[Figure record listings]
>> Begin
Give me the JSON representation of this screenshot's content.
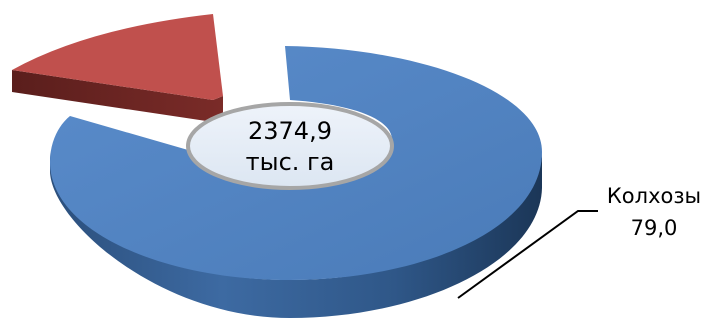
{
  "chart_data": {
    "type": "pie",
    "style": "3d-doughnut-exploded",
    "center_label": [
      "2374,9",
      "тыс. га"
    ],
    "slices": [
      {
        "name": "Колхозы",
        "value": 79.0,
        "value_label": "79,0",
        "color": "#4F81BD",
        "labeled": true
      },
      {
        "name": "",
        "value": 21.0,
        "value_label": "",
        "color": "#C0504D",
        "labeled": false,
        "exploded": true
      }
    ]
  }
}
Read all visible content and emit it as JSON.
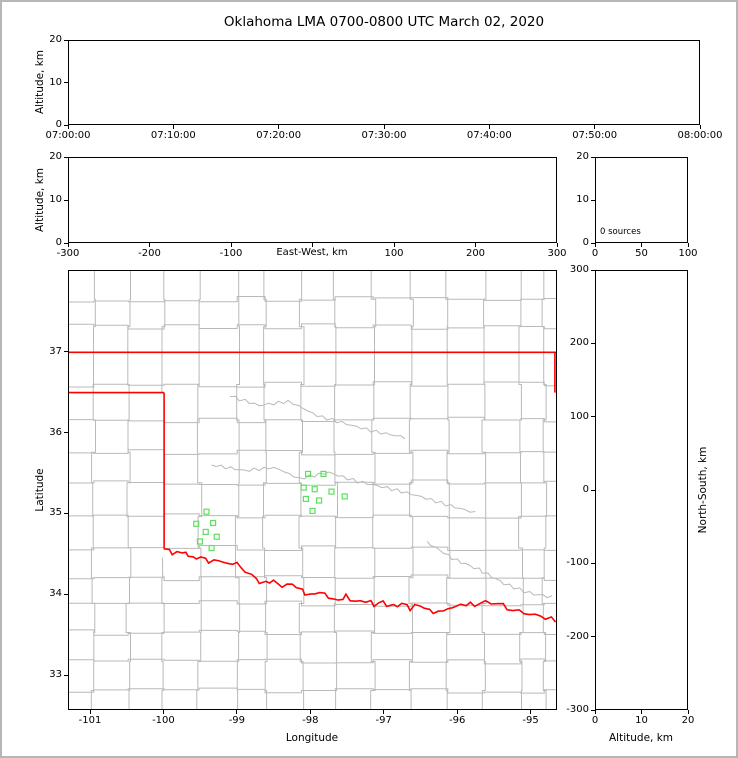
{
  "title": "Oklahoma LMA 0700-0800 UTC March 02, 2020",
  "colors": {
    "state_border": "#ff0000",
    "county_line": "#b9b9b9",
    "station": "#5ce05c",
    "axis": "#000000",
    "frame": "#b6b6b6"
  },
  "chart_data": [
    {
      "id": "time_height",
      "type": "scatter",
      "ylabel": "Altitude, km",
      "ylim": [
        0,
        20
      ],
      "yticks": [
        20,
        10,
        0
      ],
      "xlim": [
        0,
        6
      ],
      "xticks": [
        0,
        1,
        2,
        3,
        4,
        5,
        6
      ],
      "xtick_labels": [
        "07:00:00",
        "07:10:00",
        "07:20:00",
        "07:30:00",
        "07:40:00",
        "07:50:00",
        "08:00:00"
      ],
      "points": []
    },
    {
      "id": "ew_height",
      "type": "scatter",
      "ylabel": "Altitude, km",
      "xlabel": "East-West, km",
      "ylim": [
        0,
        20
      ],
      "yticks": [
        20,
        10,
        0
      ],
      "xlim": [
        -300,
        300
      ],
      "xticks": [
        -300,
        -200,
        -100,
        0,
        100,
        200,
        300
      ],
      "xtick_labels": [
        "-300",
        "-200",
        "-100",
        "",
        "100",
        "200",
        "300"
      ],
      "points": []
    },
    {
      "id": "alt_hist",
      "type": "scatter",
      "ylim": [
        0,
        20
      ],
      "yticks": [
        20,
        10,
        0
      ],
      "xlim": [
        0,
        100
      ],
      "xticks": [
        0,
        50,
        100
      ],
      "annotation": "0 sources",
      "points": []
    },
    {
      "id": "map",
      "type": "scatter",
      "xlabel": "Longitude",
      "ylabel": "Latitude",
      "xlim": [
        -101.3,
        -94.64
      ],
      "ylim": [
        32.57,
        38.01
      ],
      "xticks": [
        -101,
        -100,
        -99,
        -98,
        -97,
        -96,
        -95
      ],
      "yticks": [
        37,
        36,
        35,
        34,
        33
      ],
      "stations": [
        [
          -98.03,
          35.49
        ],
        [
          -97.82,
          35.49
        ],
        [
          -98.09,
          35.32
        ],
        [
          -97.94,
          35.3
        ],
        [
          -97.71,
          35.27
        ],
        [
          -98.06,
          35.18
        ],
        [
          -97.88,
          35.16
        ],
        [
          -97.53,
          35.21
        ],
        [
          -97.97,
          35.03
        ],
        [
          -99.42,
          35.02
        ],
        [
          -99.56,
          34.87
        ],
        [
          -99.33,
          34.88
        ],
        [
          -99.43,
          34.77
        ],
        [
          -99.28,
          34.71
        ],
        [
          -99.51,
          34.65
        ],
        [
          -99.35,
          34.57
        ]
      ],
      "state_border": [
        [
          [
            -101.3,
            37.0
          ],
          [
            -94.62,
            37.0
          ]
        ],
        [
          [
            -94.655,
            37.0
          ],
          [
            -94.655,
            36.5
          ]
        ],
        [
          [
            -101.3,
            36.5
          ],
          [
            -100.0,
            36.5
          ]
        ],
        [
          [
            -100.0,
            36.5
          ],
          [
            -100.0,
            34.56
          ]
        ]
      ],
      "red_river": [
        [
          -100.0,
          34.56
        ],
        [
          -99.88,
          34.5
        ],
        [
          -99.76,
          34.53
        ],
        [
          -99.62,
          34.44
        ],
        [
          -99.5,
          34.46
        ],
        [
          -99.38,
          34.4
        ],
        [
          -99.25,
          34.42
        ],
        [
          -99.12,
          34.36
        ],
        [
          -99.0,
          34.38
        ],
        [
          -98.88,
          34.28
        ],
        [
          -98.75,
          34.18
        ],
        [
          -98.62,
          34.13
        ],
        [
          -98.5,
          34.16
        ],
        [
          -98.38,
          34.09
        ],
        [
          -98.25,
          34.13
        ],
        [
          -98.12,
          34.04
        ],
        [
          -98.0,
          33.98
        ],
        [
          -97.88,
          34.03
        ],
        [
          -97.75,
          33.95
        ],
        [
          -97.62,
          33.92
        ],
        [
          -97.5,
          33.97
        ],
        [
          -97.38,
          33.9
        ],
        [
          -97.25,
          33.92
        ],
        [
          -97.12,
          33.86
        ],
        [
          -97.0,
          33.9
        ],
        [
          -96.88,
          33.84
        ],
        [
          -96.75,
          33.88
        ],
        [
          -96.62,
          33.82
        ],
        [
          -96.5,
          33.86
        ],
        [
          -96.38,
          33.79
        ],
        [
          -96.25,
          33.77
        ],
        [
          -96.12,
          33.82
        ],
        [
          -96.0,
          33.84
        ],
        [
          -95.88,
          33.88
        ],
        [
          -95.75,
          33.86
        ],
        [
          -95.6,
          33.9
        ],
        [
          -95.45,
          33.88
        ],
        [
          -95.3,
          33.82
        ],
        [
          -95.15,
          33.78
        ],
        [
          -95.0,
          33.75
        ],
        [
          -94.85,
          33.72
        ],
        [
          -94.64,
          33.67
        ]
      ],
      "county_vlines": [
        {
          "lon": -100.96,
          "lat_from": 32.57,
          "lat_to": 38.01
        },
        {
          "lon": -100.49,
          "lat_from": 32.57,
          "lat_to": 38.01
        },
        {
          "lon": -100.0,
          "lat_from": 36.5,
          "lat_to": 38.01
        },
        {
          "lon": -100.0,
          "lat_from": 32.57,
          "lat_to": 34.45
        },
        {
          "lon": -99.52,
          "lat_from": 32.57,
          "lat_to": 38.01
        },
        {
          "lon": -99.0,
          "lat_from": 32.57,
          "lat_to": 38.01
        },
        {
          "lon": -98.62,
          "lat_from": 32.57,
          "lat_to": 38.01
        },
        {
          "lon": -98.12,
          "lat_from": 32.57,
          "lat_to": 38.01
        },
        {
          "lon": -97.66,
          "lat_from": 32.57,
          "lat_to": 38.01
        },
        {
          "lon": -97.14,
          "lat_from": 32.57,
          "lat_to": 38.01
        },
        {
          "lon": -96.62,
          "lat_from": 32.57,
          "lat_to": 38.01
        },
        {
          "lon": -96.12,
          "lat_from": 32.57,
          "lat_to": 38.01
        },
        {
          "lon": -95.62,
          "lat_from": 32.57,
          "lat_to": 38.01
        },
        {
          "lon": -95.12,
          "lat_from": 32.57,
          "lat_to": 38.01
        },
        {
          "lon": -94.8,
          "lat_from": 32.57,
          "lat_to": 38.01
        }
      ],
      "county_hlines": [
        {
          "lat": 37.66,
          "lon_from": -101.3,
          "lon_to": -94.64
        },
        {
          "lat": 37.32,
          "lon_from": -101.3,
          "lon_to": -94.64
        },
        {
          "lat": 36.6,
          "lon_from": -101.3,
          "lon_to": -94.64
        },
        {
          "lat": 36.16,
          "lon_from": -101.3,
          "lon_to": -94.64
        },
        {
          "lat": 35.76,
          "lon_from": -101.3,
          "lon_to": -94.64
        },
        {
          "lat": 35.38,
          "lon_from": -101.3,
          "lon_to": -94.64
        },
        {
          "lat": 34.96,
          "lon_from": -101.3,
          "lon_to": -94.64
        },
        {
          "lat": 34.57,
          "lon_from": -101.3,
          "lon_to": -94.64
        },
        {
          "lat": 34.2,
          "lon_from": -101.3,
          "lon_to": -94.64
        },
        {
          "lat": 33.88,
          "lon_from": -101.3,
          "lon_to": -94.64
        },
        {
          "lat": 33.52,
          "lon_from": -101.3,
          "lon_to": -94.64
        },
        {
          "lat": 33.16,
          "lon_from": -101.3,
          "lon_to": -94.64
        },
        {
          "lat": 32.8,
          "lon_from": -101.3,
          "lon_to": -94.64
        }
      ],
      "rivers": [
        [
          [
            -99.35,
            35.6
          ],
          [
            -98.9,
            35.52
          ],
          [
            -98.5,
            35.56
          ],
          [
            -98.15,
            35.44
          ],
          [
            -97.75,
            35.52
          ],
          [
            -97.35,
            35.4
          ],
          [
            -96.95,
            35.32
          ],
          [
            -96.55,
            35.22
          ],
          [
            -96.15,
            35.1
          ],
          [
            -95.75,
            35.0
          ]
        ],
        [
          [
            -99.1,
            36.45
          ],
          [
            -98.7,
            36.33
          ],
          [
            -98.3,
            36.38
          ],
          [
            -97.9,
            36.22
          ],
          [
            -97.5,
            36.12
          ],
          [
            -97.1,
            36.02
          ],
          [
            -96.7,
            35.95
          ]
        ],
        [
          [
            -96.4,
            34.65
          ],
          [
            -96.05,
            34.45
          ],
          [
            -95.7,
            34.3
          ],
          [
            -95.35,
            34.12
          ],
          [
            -95.0,
            34.02
          ],
          [
            -94.7,
            33.95
          ]
        ]
      ]
    },
    {
      "id": "ns_height",
      "type": "scatter",
      "xlabel": "Altitude, km",
      "ylabel": "North-South, km",
      "xlim": [
        0,
        20
      ],
      "xticks": [
        0,
        10,
        20
      ],
      "ylim": [
        -300,
        300
      ],
      "yticks": [
        300,
        200,
        100,
        0,
        -100,
        -200,
        -300
      ],
      "points": []
    }
  ]
}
>> End
## Instruction
Find the lines above that contain the word "JSON" and collect them.

## Task solution
Give me the JSON representation of this screenshot's content.
Read all visible content and emit it as JSON.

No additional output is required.